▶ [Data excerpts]
>>

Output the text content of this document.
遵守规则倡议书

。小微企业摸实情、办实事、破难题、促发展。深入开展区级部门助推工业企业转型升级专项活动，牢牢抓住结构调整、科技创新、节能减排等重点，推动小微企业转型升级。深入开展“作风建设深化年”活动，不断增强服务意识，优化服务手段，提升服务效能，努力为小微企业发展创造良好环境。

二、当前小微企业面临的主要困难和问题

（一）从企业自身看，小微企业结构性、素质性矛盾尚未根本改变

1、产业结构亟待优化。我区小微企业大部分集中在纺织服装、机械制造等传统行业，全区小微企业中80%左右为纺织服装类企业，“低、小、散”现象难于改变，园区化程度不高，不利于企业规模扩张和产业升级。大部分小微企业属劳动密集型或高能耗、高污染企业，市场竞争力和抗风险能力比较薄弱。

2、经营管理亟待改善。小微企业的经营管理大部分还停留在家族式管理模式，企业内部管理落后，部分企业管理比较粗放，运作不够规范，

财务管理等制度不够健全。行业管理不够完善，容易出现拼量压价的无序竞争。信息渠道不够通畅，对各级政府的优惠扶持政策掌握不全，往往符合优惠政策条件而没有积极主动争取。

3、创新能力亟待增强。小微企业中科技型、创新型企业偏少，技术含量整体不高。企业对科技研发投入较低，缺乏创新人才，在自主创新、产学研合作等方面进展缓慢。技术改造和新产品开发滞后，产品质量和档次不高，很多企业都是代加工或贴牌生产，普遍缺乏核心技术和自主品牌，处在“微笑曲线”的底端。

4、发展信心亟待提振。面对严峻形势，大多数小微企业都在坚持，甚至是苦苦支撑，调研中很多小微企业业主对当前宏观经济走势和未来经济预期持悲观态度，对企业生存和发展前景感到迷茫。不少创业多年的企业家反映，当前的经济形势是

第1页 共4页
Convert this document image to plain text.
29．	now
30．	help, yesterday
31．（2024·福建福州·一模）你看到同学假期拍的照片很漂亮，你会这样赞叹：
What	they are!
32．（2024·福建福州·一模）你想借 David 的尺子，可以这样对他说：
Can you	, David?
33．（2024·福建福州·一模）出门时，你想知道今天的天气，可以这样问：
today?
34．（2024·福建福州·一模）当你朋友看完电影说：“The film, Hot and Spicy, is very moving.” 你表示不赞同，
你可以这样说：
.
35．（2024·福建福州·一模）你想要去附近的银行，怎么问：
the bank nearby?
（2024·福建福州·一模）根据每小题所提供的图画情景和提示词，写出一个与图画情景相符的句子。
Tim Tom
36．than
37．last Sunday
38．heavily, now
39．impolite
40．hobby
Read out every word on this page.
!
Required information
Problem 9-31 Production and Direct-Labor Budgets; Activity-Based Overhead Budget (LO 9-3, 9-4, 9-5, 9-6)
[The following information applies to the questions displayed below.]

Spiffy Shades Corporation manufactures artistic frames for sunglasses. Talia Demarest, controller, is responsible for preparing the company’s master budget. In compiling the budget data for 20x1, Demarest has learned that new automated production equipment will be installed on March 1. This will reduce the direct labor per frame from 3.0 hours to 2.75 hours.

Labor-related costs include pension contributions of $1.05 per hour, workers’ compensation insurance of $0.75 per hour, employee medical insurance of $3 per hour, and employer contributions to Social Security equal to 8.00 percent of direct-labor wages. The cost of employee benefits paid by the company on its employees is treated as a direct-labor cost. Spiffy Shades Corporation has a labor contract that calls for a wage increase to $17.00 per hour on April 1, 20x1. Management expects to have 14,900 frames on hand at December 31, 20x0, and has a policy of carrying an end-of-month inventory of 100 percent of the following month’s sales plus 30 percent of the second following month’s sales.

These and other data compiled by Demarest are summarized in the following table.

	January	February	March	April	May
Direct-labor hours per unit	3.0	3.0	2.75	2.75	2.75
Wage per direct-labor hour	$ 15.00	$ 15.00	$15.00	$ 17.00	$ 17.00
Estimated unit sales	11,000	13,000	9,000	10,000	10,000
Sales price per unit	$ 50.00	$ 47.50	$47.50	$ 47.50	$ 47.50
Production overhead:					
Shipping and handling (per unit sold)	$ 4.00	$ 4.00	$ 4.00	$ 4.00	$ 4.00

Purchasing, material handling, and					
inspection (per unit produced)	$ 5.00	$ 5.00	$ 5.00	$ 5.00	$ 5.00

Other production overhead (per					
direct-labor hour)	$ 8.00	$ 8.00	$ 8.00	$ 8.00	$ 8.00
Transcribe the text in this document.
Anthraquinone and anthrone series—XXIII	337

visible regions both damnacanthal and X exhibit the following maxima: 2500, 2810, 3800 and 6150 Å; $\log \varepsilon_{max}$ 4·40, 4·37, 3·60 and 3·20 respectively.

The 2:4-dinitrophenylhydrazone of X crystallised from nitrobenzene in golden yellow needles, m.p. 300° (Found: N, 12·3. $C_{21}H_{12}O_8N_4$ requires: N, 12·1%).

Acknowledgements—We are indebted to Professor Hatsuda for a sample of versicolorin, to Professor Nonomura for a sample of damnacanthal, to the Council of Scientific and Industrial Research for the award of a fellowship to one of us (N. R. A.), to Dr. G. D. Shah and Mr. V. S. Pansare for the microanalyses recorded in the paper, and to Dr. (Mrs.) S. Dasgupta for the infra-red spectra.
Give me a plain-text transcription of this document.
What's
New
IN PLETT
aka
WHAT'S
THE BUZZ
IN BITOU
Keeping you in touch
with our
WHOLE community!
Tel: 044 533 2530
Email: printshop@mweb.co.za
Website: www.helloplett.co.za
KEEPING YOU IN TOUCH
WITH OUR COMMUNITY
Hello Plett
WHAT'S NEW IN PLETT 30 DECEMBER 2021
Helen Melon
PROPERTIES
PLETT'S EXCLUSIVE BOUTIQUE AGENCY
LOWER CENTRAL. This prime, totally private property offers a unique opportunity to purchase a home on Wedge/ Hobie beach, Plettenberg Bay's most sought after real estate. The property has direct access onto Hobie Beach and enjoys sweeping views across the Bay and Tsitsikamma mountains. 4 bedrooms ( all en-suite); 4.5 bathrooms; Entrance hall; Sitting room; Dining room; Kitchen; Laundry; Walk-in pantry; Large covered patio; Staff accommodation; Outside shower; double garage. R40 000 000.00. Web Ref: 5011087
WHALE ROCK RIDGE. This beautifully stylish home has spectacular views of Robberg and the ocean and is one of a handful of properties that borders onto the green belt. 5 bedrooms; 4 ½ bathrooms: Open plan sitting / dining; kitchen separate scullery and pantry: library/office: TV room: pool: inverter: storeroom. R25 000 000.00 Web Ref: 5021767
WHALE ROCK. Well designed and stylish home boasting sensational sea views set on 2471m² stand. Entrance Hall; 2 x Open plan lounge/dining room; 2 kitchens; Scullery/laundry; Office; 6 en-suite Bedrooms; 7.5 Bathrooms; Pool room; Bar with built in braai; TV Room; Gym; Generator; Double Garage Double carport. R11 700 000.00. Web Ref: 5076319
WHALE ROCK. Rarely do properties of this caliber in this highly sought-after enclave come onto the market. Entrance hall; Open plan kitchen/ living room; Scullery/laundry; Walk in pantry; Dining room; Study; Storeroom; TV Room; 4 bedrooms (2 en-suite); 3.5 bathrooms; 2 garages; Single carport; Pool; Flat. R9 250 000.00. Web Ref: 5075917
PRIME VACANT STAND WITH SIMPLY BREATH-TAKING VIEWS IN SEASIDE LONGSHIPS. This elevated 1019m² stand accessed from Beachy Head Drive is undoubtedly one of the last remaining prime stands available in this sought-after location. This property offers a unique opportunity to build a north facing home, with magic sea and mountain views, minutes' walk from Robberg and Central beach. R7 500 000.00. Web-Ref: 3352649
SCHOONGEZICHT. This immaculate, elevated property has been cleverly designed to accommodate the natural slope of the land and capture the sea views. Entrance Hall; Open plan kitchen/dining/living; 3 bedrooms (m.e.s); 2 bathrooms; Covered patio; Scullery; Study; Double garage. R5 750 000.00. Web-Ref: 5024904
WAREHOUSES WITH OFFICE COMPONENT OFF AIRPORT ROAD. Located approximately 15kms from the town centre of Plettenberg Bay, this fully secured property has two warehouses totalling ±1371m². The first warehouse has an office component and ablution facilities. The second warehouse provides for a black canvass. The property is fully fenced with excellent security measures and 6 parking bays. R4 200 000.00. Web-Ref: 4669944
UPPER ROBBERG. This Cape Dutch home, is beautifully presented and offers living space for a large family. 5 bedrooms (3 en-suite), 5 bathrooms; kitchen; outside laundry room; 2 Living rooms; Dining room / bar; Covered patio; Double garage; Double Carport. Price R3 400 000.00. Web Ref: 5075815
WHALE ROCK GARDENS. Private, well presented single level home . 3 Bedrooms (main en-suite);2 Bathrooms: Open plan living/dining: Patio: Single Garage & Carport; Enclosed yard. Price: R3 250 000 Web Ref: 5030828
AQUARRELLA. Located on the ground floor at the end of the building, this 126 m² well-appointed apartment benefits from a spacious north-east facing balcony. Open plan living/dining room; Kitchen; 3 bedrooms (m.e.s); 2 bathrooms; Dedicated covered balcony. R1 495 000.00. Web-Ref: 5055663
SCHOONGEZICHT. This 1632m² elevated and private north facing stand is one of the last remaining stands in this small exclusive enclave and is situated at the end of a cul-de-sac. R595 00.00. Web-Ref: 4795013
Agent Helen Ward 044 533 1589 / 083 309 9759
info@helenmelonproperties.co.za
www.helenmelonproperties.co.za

<<

▶ [TASK INSTRUCTIONS] Return, from the data, each line that has the word "information" in it.

▶ [SOLUTION TO THE PROBLEM]
Required information
[The following information applies to the questions displayed below.]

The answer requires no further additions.